-- begin EXCERPTED RECORDS --

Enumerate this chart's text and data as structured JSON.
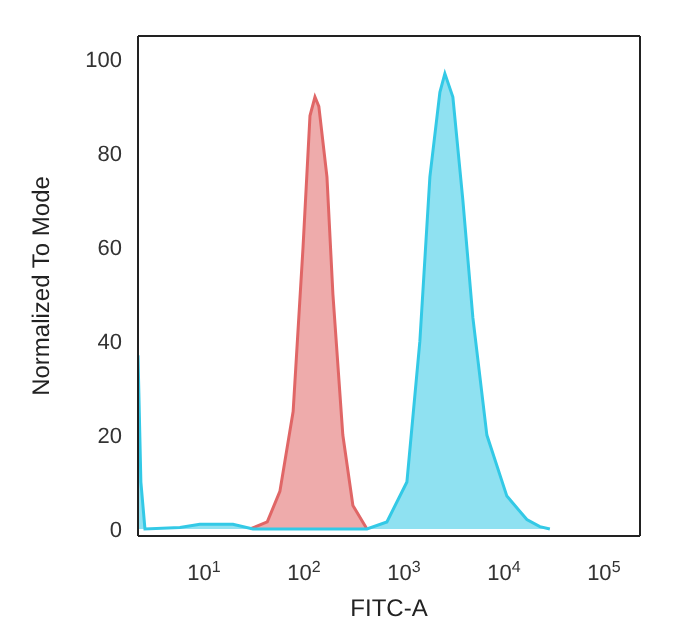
{
  "chart_data": {
    "type": "area",
    "xlabel": "FITC-A",
    "ylabel": "Normalized To Mode",
    "log": "x",
    "grid": false,
    "xlim": [
      2.19,
      230000
    ],
    "ylim": [
      -1.5,
      105
    ],
    "xticks": [
      {
        "value": 10,
        "label": "10$^{1}$"
      },
      {
        "value": 100,
        "label": "10$^{2}$"
      },
      {
        "value": 1000,
        "label": "10$^{3}$"
      },
      {
        "value": 10000,
        "label": "10$^{4}$"
      },
      {
        "value": 100000,
        "label": "10$^{5}$"
      }
    ],
    "yticks": [
      0,
      20,
      40,
      60,
      80,
      100
    ],
    "series": [
      {
        "color": "#e06666",
        "x": [
          29,
          43,
          57.5,
          78,
          98,
          115,
          129,
          141,
          170,
          195,
          245,
          309,
          427
        ],
        "values": [
          0,
          1.5,
          8,
          25,
          60,
          88,
          92,
          90,
          75,
          50,
          20,
          5,
          0
        ]
      },
      {
        "color": "#33c9e6",
        "x": [
          2.19,
          2.34,
          2.57,
          5.75,
          9.1,
          19.5,
          30.9,
          427,
          676,
          1072,
          1445,
          1820,
          2291,
          2570,
          3090,
          3890,
          4898,
          6761,
          10715,
          16982,
          22909,
          28840
        ],
        "values": [
          37,
          10,
          0,
          0.3,
          1,
          1,
          0,
          0,
          1.5,
          10,
          40,
          75,
          93,
          97,
          92,
          70,
          45,
          20,
          7,
          2,
          0.5,
          0
        ]
      }
    ]
  }
}
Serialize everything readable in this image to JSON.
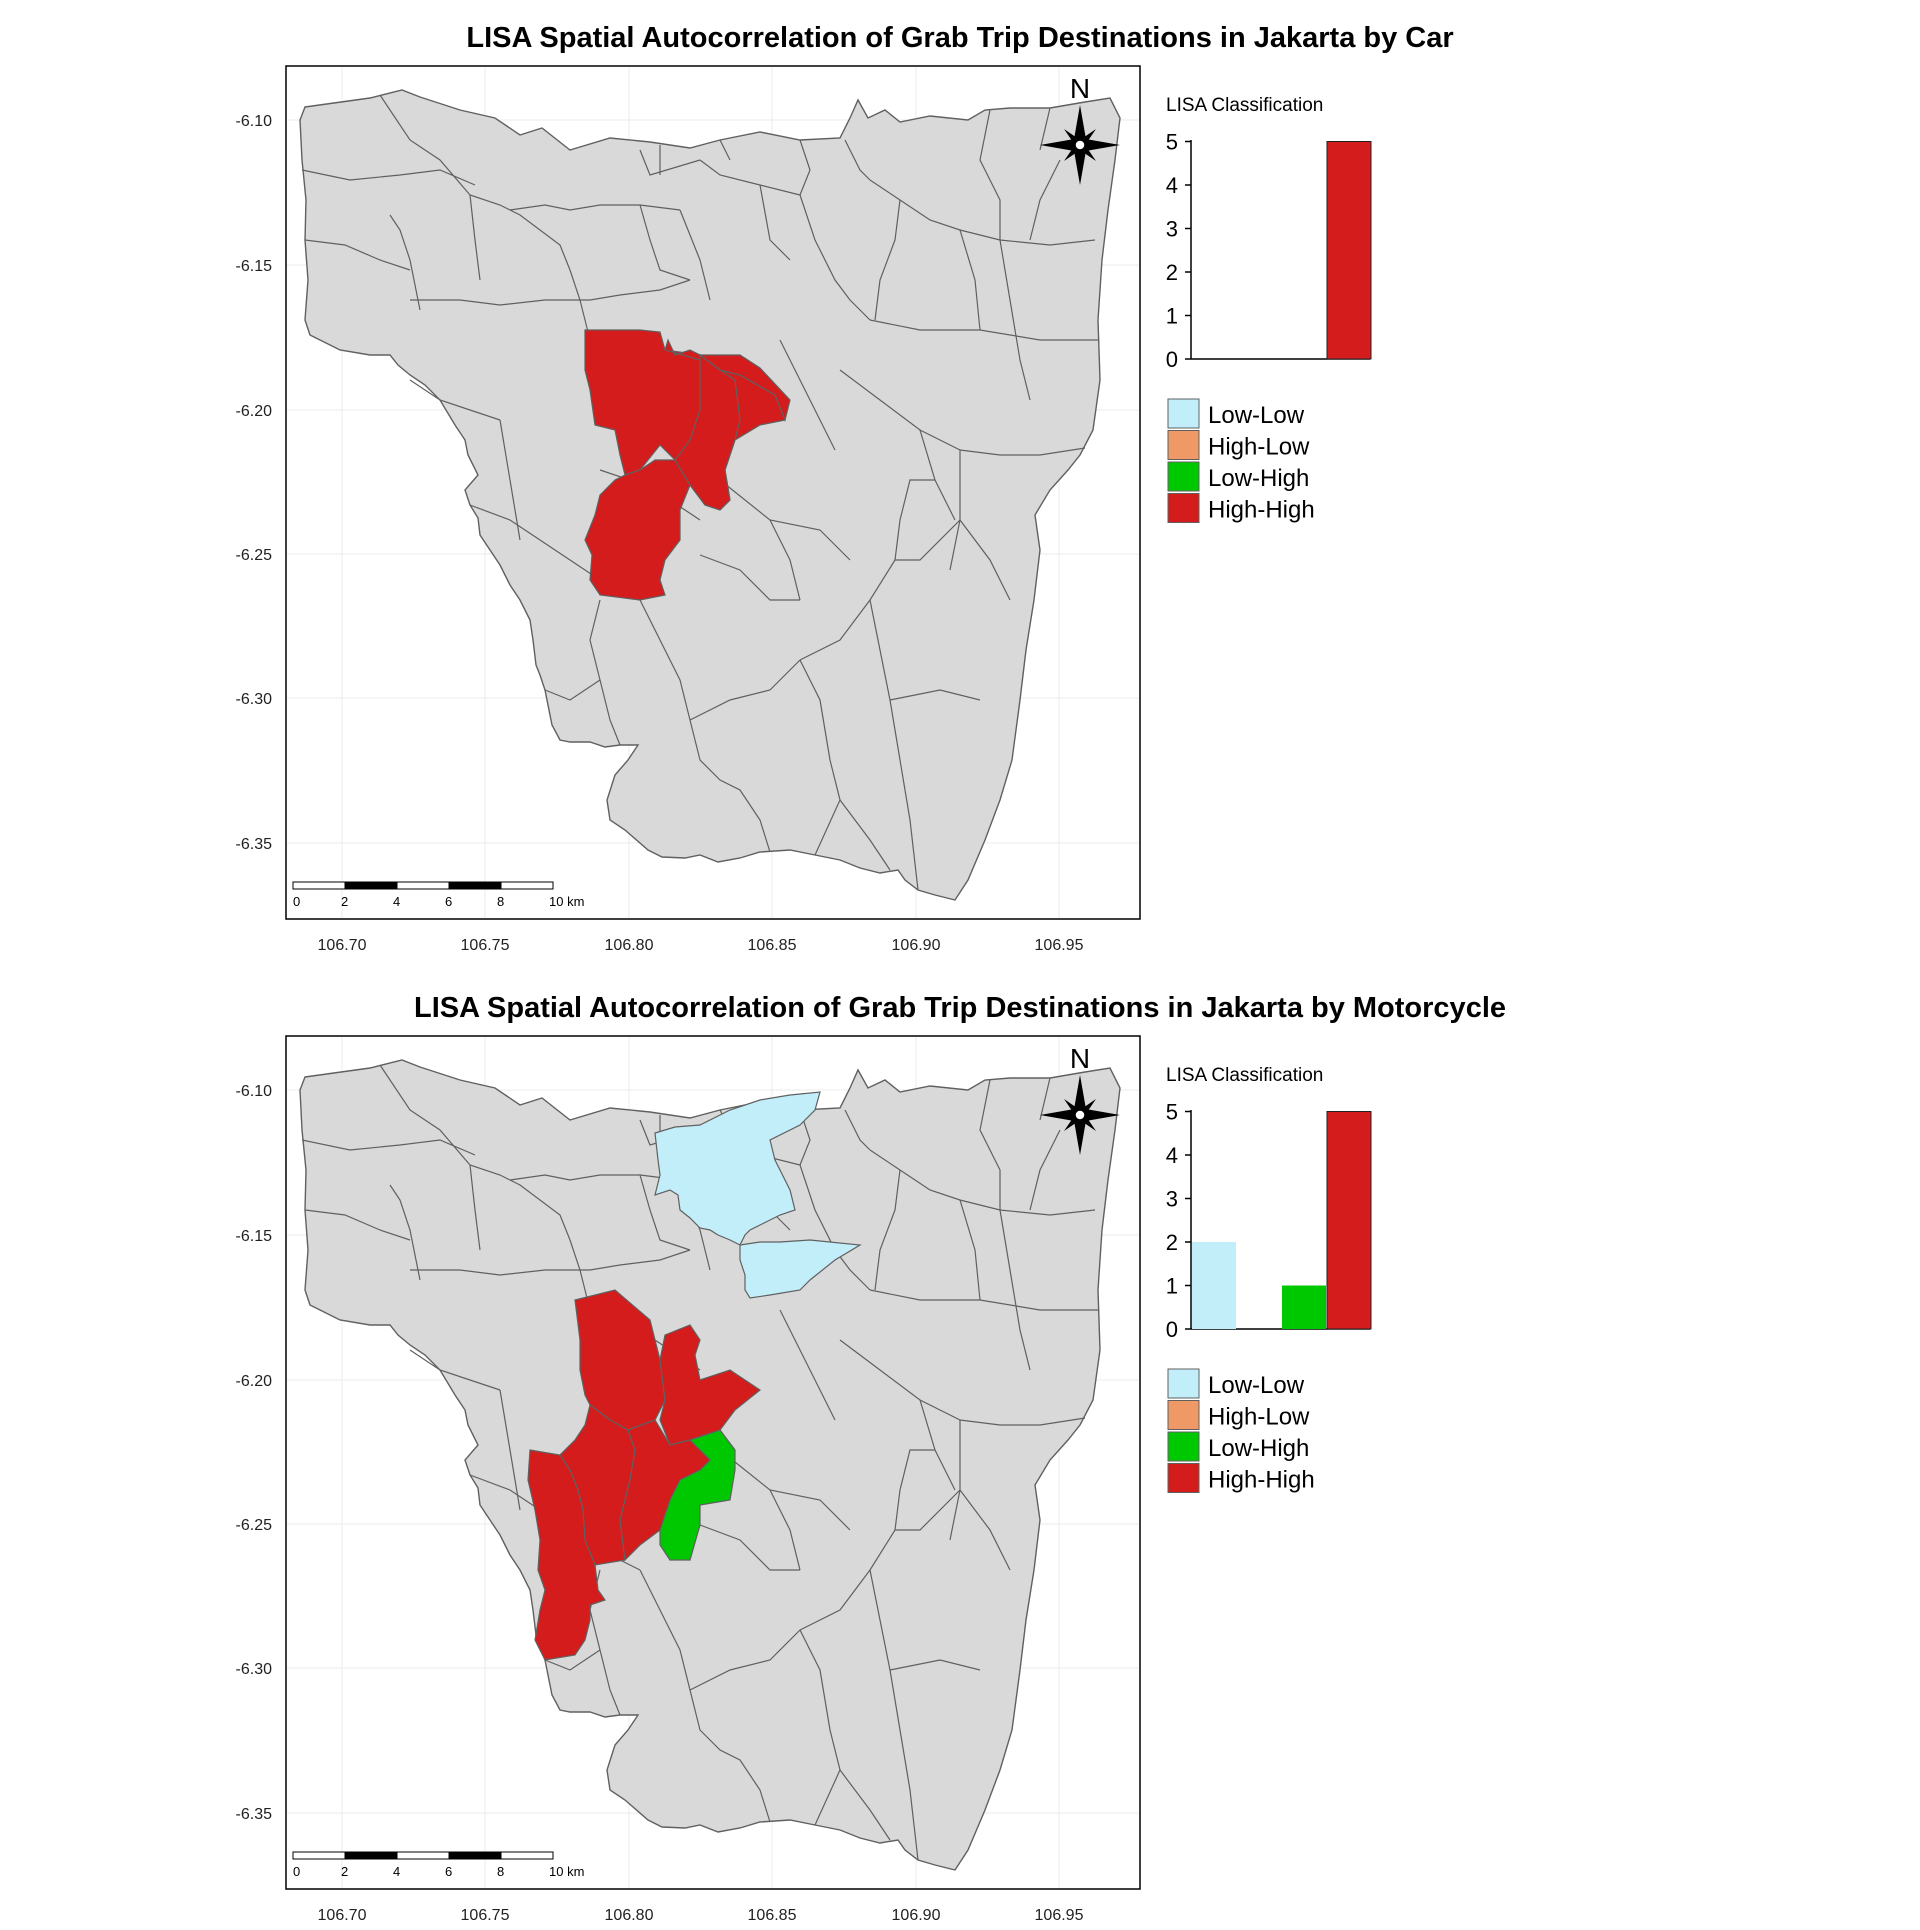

-- end EXCERPTED RECORDS --

**AIM**
The records above should be reproduced exactly, with no pictures included.

**RIGHT ANSWER**
Enumerate this chart's text and data as structured JSON.
{
  "chart_data": {
    "type": "area",
    "xlabel": "FITC-A",
    "ylabel": "Normalized To Mode",
    "log": "x",
    "grid": false,
    "xlim": [
      2.19,
      230000
    ],
    "ylim": [
      -1.5,
      105
    ],
    "xticks": [
      {
        "value": 10,
        "label": "10$^{1}$"
      },
      {
        "value": 100,
        "label": "10$^{2}$"
      },
      {
        "value": 1000,
        "label": "10$^{3}$"
      },
      {
        "value": 10000,
        "label": "10$^{4}$"
      },
      {
        "value": 100000,
        "label": "10$^{5}$"
      }
    ],
    "yticks": [
      0,
      20,
      40,
      60,
      80,
      100
    ],
    "series": [
      {
        "color": "#e06666",
        "x": [
          29,
          43,
          57.5,
          78,
          98,
          115,
          129,
          141,
          170,
          195,
          245,
          309,
          427
        ],
        "values": [
          0,
          1.5,
          8,
          25,
          60,
          88,
          92,
          90,
          75,
          50,
          20,
          5,
          0
        ]
      },
      {
        "color": "#33c9e6",
        "x": [
          2.19,
          2.34,
          2.57,
          5.75,
          9.1,
          19.5,
          30.9,
          427,
          676,
          1072,
          1445,
          1820,
          2291,
          2570,
          3090,
          3890,
          4898,
          6761,
          10715,
          16982,
          22909,
          28840
        ],
        "values": [
          37,
          10,
          0,
          0.3,
          1,
          1,
          0,
          0,
          1.5,
          10,
          40,
          75,
          93,
          97,
          92,
          70,
          45,
          20,
          7,
          2,
          0.5,
          0
        ]
      }
    ]
  }
}
Serialize everything readable in this image to JSON.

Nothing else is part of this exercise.